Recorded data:
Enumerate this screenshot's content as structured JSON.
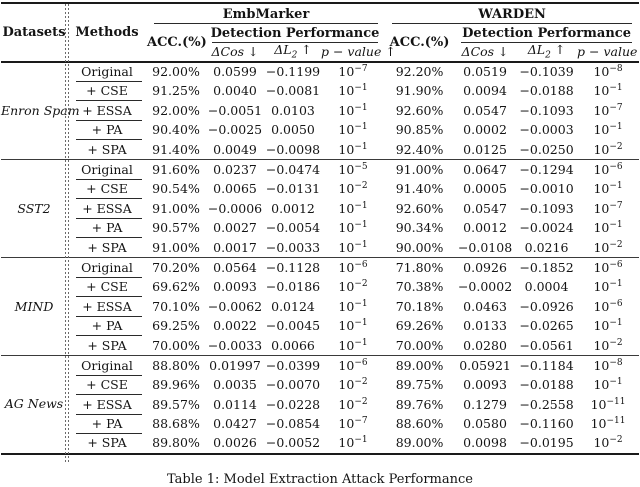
{
  "header": {
    "datasets": "Datasets",
    "methods": "Methods",
    "embmarker": "EmbMarker",
    "warden": "WARDEN",
    "acc": "ACC.(%)",
    "detection": "Detection Performance",
    "delta_cos": "ΔCos ↓",
    "delta_l2": {
      "base": "ΔL",
      "sub": "2",
      "arrow": " ↑"
    },
    "p_value": "p − value ↑"
  },
  "groups": [
    {
      "dataset": "Enron Spam",
      "rows": [
        {
          "method": "Original",
          "values": [
            "92.00%",
            "0.0599",
            "−0.1199",
            "10^−7",
            "92.20%",
            "0.0519",
            "−0.1039",
            "10^−8"
          ]
        },
        {
          "method": "+ CSE",
          "values": [
            "91.25%",
            "0.0040",
            "−0.0081",
            "10^−1",
            "91.90%",
            "0.0094",
            "−0.0188",
            "10^−1"
          ]
        },
        {
          "method": "+ ESSA",
          "values": [
            "92.00%",
            "−0.0051",
            "0.0103",
            "10^−1",
            "92.60%",
            "0.0547",
            "−0.1093",
            "10^−7"
          ]
        },
        {
          "method": "+ PA",
          "values": [
            "90.40%",
            "−0.0025",
            "0.0050",
            "10^−1",
            "90.85%",
            "0.0002",
            "−0.0003",
            "10^−1"
          ]
        },
        {
          "method": "+ SPA",
          "values": [
            "91.40%",
            "0.0049",
            "−0.0098",
            "10^−1",
            "92.40%",
            "0.0125",
            "−0.0250",
            "10^−2"
          ]
        }
      ]
    },
    {
      "dataset": "SST2",
      "rows": [
        {
          "method": "Original",
          "values": [
            "91.60%",
            "0.0237",
            "−0.0474",
            "10^−5",
            "91.00%",
            "0.0647",
            "−0.1294",
            "10^−6"
          ]
        },
        {
          "method": "+ CSE",
          "values": [
            "90.54%",
            "0.0065",
            "−0.0131",
            "10^−2",
            "91.40%",
            "0.0005",
            "−0.0010",
            "10^−1"
          ]
        },
        {
          "method": "+ ESSA",
          "values": [
            "91.00%",
            "−0.0006",
            "0.0012",
            "10^−1",
            "92.60%",
            "0.0547",
            "−0.1093",
            "10^−7"
          ]
        },
        {
          "method": "+ PA",
          "values": [
            "90.57%",
            "0.0027",
            "−0.0054",
            "10^−1",
            "90.34%",
            "0.0012",
            "−0.0024",
            "10^−1"
          ]
        },
        {
          "method": "+ SPA",
          "values": [
            "91.00%",
            "0.0017",
            "−0.0033",
            "10^−1",
            "90.00%",
            "−0.0108",
            "0.0216",
            "10^−2"
          ]
        }
      ]
    },
    {
      "dataset": "MIND",
      "rows": [
        {
          "method": "Original",
          "values": [
            "70.20%",
            "0.0564",
            "−0.1128",
            "10^−6",
            "71.80%",
            "0.0926",
            "−0.1852",
            "10^−6"
          ]
        },
        {
          "method": "+ CSE",
          "values": [
            "69.62%",
            "0.0093",
            "−0.0186",
            "10^−2",
            "70.38%",
            "−0.0002",
            "0.0004",
            "10^−1"
          ]
        },
        {
          "method": "+ ESSA",
          "values": [
            "70.10%",
            "−0.0062",
            "0.0124",
            "10^−1",
            "70.18%",
            "0.0463",
            "−0.0926",
            "10^−6"
          ]
        },
        {
          "method": "+ PA",
          "values": [
            "69.25%",
            "0.0022",
            "−0.0045",
            "10^−1",
            "69.26%",
            "0.0133",
            "−0.0265",
            "10^−1"
          ]
        },
        {
          "method": "+ SPA",
          "values": [
            "70.00%",
            "−0.0033",
            "0.0066",
            "10^−1",
            "70.00%",
            "0.0280",
            "−0.0561",
            "10^−2"
          ]
        }
      ]
    },
    {
      "dataset": "AG News",
      "rows": [
        {
          "method": "Original",
          "values": [
            "88.80%",
            "0.01997",
            "−0.0399",
            "10^−6",
            "89.00%",
            "0.05921",
            "−0.1184",
            "10^−8"
          ]
        },
        {
          "method": "+ CSE",
          "values": [
            "89.96%",
            "0.0035",
            "−0.0070",
            "10^−2",
            "89.75%",
            "0.0093",
            "−0.0188",
            "10^−1"
          ]
        },
        {
          "method": "+ ESSA",
          "values": [
            "89.57%",
            "0.0114",
            "−0.0228",
            "10^−2",
            "89.76%",
            "0.1279",
            "−0.2558",
            "10^−11"
          ]
        },
        {
          "method": "+ PA",
          "values": [
            "88.68%",
            "0.0427",
            "−0.0854",
            "10^−7",
            "88.60%",
            "0.0580",
            "−0.1160",
            "10^−11"
          ]
        },
        {
          "method": "+ SPA",
          "values": [
            "89.80%",
            "0.0026",
            "−0.0052",
            "10^−1",
            "89.00%",
            "0.0098",
            "−0.0195",
            "10^−2"
          ]
        }
      ]
    }
  ],
  "caption": "Table 1: Model Extraction Attack Performance"
}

* EXERCISE PROMPT
Return all of the entries exactly as written, but drop any pictures they hold.

* ANSWER TO THE EXERCISE
Enumerate this screenshot's content as structured JSON.
{
  "header": {
    "datasets": "Datasets",
    "methods": "Methods",
    "embmarker": "EmbMarker",
    "warden": "WARDEN",
    "acc": "ACC.(%)",
    "detection": "Detection Performance",
    "delta_cos": "ΔCos ↓",
    "delta_l2": {
      "base": "ΔL",
      "sub": "2",
      "arrow": " ↑"
    },
    "p_value": "p − value ↑"
  },
  "groups": [
    {
      "dataset": "Enron Spam",
      "rows": [
        {
          "method": "Original",
          "values": [
            "92.00%",
            "0.0599",
            "−0.1199",
            "10^−7",
            "92.20%",
            "0.0519",
            "−0.1039",
            "10^−8"
          ]
        },
        {
          "method": "+ CSE",
          "values": [
            "91.25%",
            "0.0040",
            "−0.0081",
            "10^−1",
            "91.90%",
            "0.0094",
            "−0.0188",
            "10^−1"
          ]
        },
        {
          "method": "+ ESSA",
          "values": [
            "92.00%",
            "−0.0051",
            "0.0103",
            "10^−1",
            "92.60%",
            "0.0547",
            "−0.1093",
            "10^−7"
          ]
        },
        {
          "method": "+ PA",
          "values": [
            "90.40%",
            "−0.0025",
            "0.0050",
            "10^−1",
            "90.85%",
            "0.0002",
            "−0.0003",
            "10^−1"
          ]
        },
        {
          "method": "+ SPA",
          "values": [
            "91.40%",
            "0.0049",
            "−0.0098",
            "10^−1",
            "92.40%",
            "0.0125",
            "−0.0250",
            "10^−2"
          ]
        }
      ]
    },
    {
      "dataset": "SST2",
      "rows": [
        {
          "method": "Original",
          "values": [
            "91.60%",
            "0.0237",
            "−0.0474",
            "10^−5",
            "91.00%",
            "0.0647",
            "−0.1294",
            "10^−6"
          ]
        },
        {
          "method": "+ CSE",
          "values": [
            "90.54%",
            "0.0065",
            "−0.0131",
            "10^−2",
            "91.40%",
            "0.0005",
            "−0.0010",
            "10^−1"
          ]
        },
        {
          "method": "+ ESSA",
          "values": [
            "91.00%",
            "−0.0006",
            "0.0012",
            "10^−1",
            "92.60%",
            "0.0547",
            "−0.1093",
            "10^−7"
          ]
        },
        {
          "method": "+ PA",
          "values": [
            "90.57%",
            "0.0027",
            "−0.0054",
            "10^−1",
            "90.34%",
            "0.0012",
            "−0.0024",
            "10^−1"
          ]
        },
        {
          "method": "+ SPA",
          "values": [
            "91.00%",
            "0.0017",
            "−0.0033",
            "10^−1",
            "90.00%",
            "−0.0108",
            "0.0216",
            "10^−2"
          ]
        }
      ]
    },
    {
      "dataset": "MIND",
      "rows": [
        {
          "method": "Original",
          "values": [
            "70.20%",
            "0.0564",
            "−0.1128",
            "10^−6",
            "71.80%",
            "0.0926",
            "−0.1852",
            "10^−6"
          ]
        },
        {
          "method": "+ CSE",
          "values": [
            "69.62%",
            "0.0093",
            "−0.0186",
            "10^−2",
            "70.38%",
            "−0.0002",
            "0.0004",
            "10^−1"
          ]
        },
        {
          "method": "+ ESSA",
          "values": [
            "70.10%",
            "−0.0062",
            "0.0124",
            "10^−1",
            "70.18%",
            "0.0463",
            "−0.0926",
            "10^−6"
          ]
        },
        {
          "method": "+ PA",
          "values": [
            "69.25%",
            "0.0022",
            "−0.0045",
            "10^−1",
            "69.26%",
            "0.0133",
            "−0.0265",
            "10^−1"
          ]
        },
        {
          "method": "+ SPA",
          "values": [
            "70.00%",
            "−0.0033",
            "0.0066",
            "10^−1",
            "70.00%",
            "0.0280",
            "−0.0561",
            "10^−2"
          ]
        }
      ]
    },
    {
      "dataset": "AG News",
      "rows": [
        {
          "method": "Original",
          "values": [
            "88.80%",
            "0.01997",
            "−0.0399",
            "10^−6",
            "89.00%",
            "0.05921",
            "−0.1184",
            "10^−8"
          ]
        },
        {
          "method": "+ CSE",
          "values": [
            "89.96%",
            "0.0035",
            "−0.0070",
            "10^−2",
            "89.75%",
            "0.0093",
            "−0.0188",
            "10^−1"
          ]
        },
        {
          "method": "+ ESSA",
          "values": [
            "89.57%",
            "0.0114",
            "−0.0228",
            "10^−2",
            "89.76%",
            "0.1279",
            "−0.2558",
            "10^−11"
          ]
        },
        {
          "method": "+ PA",
          "values": [
            "88.68%",
            "0.0427",
            "−0.0854",
            "10^−7",
            "88.60%",
            "0.0580",
            "−0.1160",
            "10^−11"
          ]
        },
        {
          "method": "+ SPA",
          "values": [
            "89.80%",
            "0.0026",
            "−0.0052",
            "10^−1",
            "89.00%",
            "0.0098",
            "−0.0195",
            "10^−2"
          ]
        }
      ]
    }
  ],
  "caption": "Table 1: Model Extraction Attack Performance"
}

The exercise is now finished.